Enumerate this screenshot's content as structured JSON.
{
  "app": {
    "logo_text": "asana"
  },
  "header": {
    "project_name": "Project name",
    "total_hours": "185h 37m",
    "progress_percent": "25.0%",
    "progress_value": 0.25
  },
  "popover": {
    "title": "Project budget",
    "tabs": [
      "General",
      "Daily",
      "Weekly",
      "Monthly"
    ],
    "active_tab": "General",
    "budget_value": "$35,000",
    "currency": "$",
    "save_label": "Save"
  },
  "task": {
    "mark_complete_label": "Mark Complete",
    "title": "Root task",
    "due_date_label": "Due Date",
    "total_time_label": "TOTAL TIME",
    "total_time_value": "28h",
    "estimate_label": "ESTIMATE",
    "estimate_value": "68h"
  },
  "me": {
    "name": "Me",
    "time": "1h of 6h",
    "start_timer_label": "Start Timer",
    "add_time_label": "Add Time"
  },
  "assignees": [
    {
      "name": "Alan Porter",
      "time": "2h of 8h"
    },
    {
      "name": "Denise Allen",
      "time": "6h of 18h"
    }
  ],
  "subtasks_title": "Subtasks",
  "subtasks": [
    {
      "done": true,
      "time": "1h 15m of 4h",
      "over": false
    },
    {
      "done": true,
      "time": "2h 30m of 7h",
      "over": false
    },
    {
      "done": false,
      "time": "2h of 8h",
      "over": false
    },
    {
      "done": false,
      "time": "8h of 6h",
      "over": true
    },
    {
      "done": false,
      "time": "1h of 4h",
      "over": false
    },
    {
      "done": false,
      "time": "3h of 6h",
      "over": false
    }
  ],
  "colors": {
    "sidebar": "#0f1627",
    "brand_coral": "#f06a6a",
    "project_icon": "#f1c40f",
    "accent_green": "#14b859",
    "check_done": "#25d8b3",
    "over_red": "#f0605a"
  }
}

━━━━━━━━━━━━━━━━━━━━━━━━━━━━━━

EXERCISE GOAL
Please reproduce each line exactly as written.

SOLUTION FOR THIS EXERCISE
Enumerate this screenshot's content as structured JSON.
{
  "app": {
    "logo_text": "asana"
  },
  "header": {
    "project_name": "Project name",
    "total_hours": "185h 37m",
    "progress_percent": "25.0%",
    "progress_value": 0.25
  },
  "popover": {
    "title": "Project budget",
    "tabs": [
      "General",
      "Daily",
      "Weekly",
      "Monthly"
    ],
    "active_tab": "General",
    "budget_value": "$35,000",
    "currency": "$",
    "save_label": "Save"
  },
  "task": {
    "mark_complete_label": "Mark Complete",
    "title": "Root task",
    "due_date_label": "Due Date",
    "total_time_label": "TOTAL TIME",
    "total_time_value": "28h",
    "estimate_label": "ESTIMATE",
    "estimate_value": "68h"
  },
  "me": {
    "name": "Me",
    "time": "1h of 6h",
    "start_timer_label": "Start Timer",
    "add_time_label": "Add Time"
  },
  "assignees": [
    {
      "name": "Alan Porter",
      "time": "2h of 8h"
    },
    {
      "name": "Denise Allen",
      "time": "6h of 18h"
    }
  ],
  "subtasks_title": "Subtasks",
  "subtasks": [
    {
      "done": true,
      "time": "1h 15m of 4h",
      "over": false
    },
    {
      "done": true,
      "time": "2h 30m of 7h",
      "over": false
    },
    {
      "done": false,
      "time": "2h of 8h",
      "over": false
    },
    {
      "done": false,
      "time": "8h of 6h",
      "over": true
    },
    {
      "done": false,
      "time": "1h of 4h",
      "over": false
    },
    {
      "done": false,
      "time": "3h of 6h",
      "over": false
    }
  ],
  "colors": {
    "sidebar": "#0f1627",
    "brand_coral": "#f06a6a",
    "project_icon": "#f1c40f",
    "accent_green": "#14b859",
    "check_done": "#25d8b3",
    "over_red": "#f0605a"
  }
}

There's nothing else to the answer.